=== PASSAGE SHOWN ===

--*--

[tarantool-patches] Re: [PATCH] sql: replace instr() with position()

Tue Mar 12 16:31:30 MSK 2019

> On 10 Mar 2019, at 10:41, Ivan Koptelov <ivan.koptelov at tarantool.org> wrote:
> 
> Before this patch we had instr() SQL function.
> After the patch it is renamed to position().
> Also a few things have been changed: arguments
> order, allowed arguments types and usage of
> collations.
> 
> The order of the arguments has changed:
> Before: instr(haystack, needle).
> After: position(needle, haystack).

What are reasons to change arguments' order?
I guess to make it closer to ANSI syntax <POSITION a IN b>.

--*--

=== COLLECTED MATERIAL ===

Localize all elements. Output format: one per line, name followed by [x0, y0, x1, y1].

--*--

=== SET OF TASKS ===
1. From the patch discussion, output the passage starting with "[tarantool-patches] Re: [PATCH]" and going on through "renamed to position().".
2. Answer these questions from the patch discussion.
(a) What was the SQL function called before the patch?
(b) In what order does position() take its arguments after the patch?
(c) Which ANSI syntax does the reply guess the new argument order is meant to match?

=== SOLVED TASKS ===
1.
[tarantool-patches] Re: [PATCH] sql: replace instr() with position()

Tue Mar 12 16:31:30 MSK 2019

> On 10 Mar 2019, at 10:41, Ivan Koptelov <ivan.koptelov at tarantool.org> wrote:
> 
> Before this patch we had instr() SQL function.
> After the patch it is renamed to position().

2.
(a) instr()
(b) position(needle, haystack)
(c) <POSITION a IN b>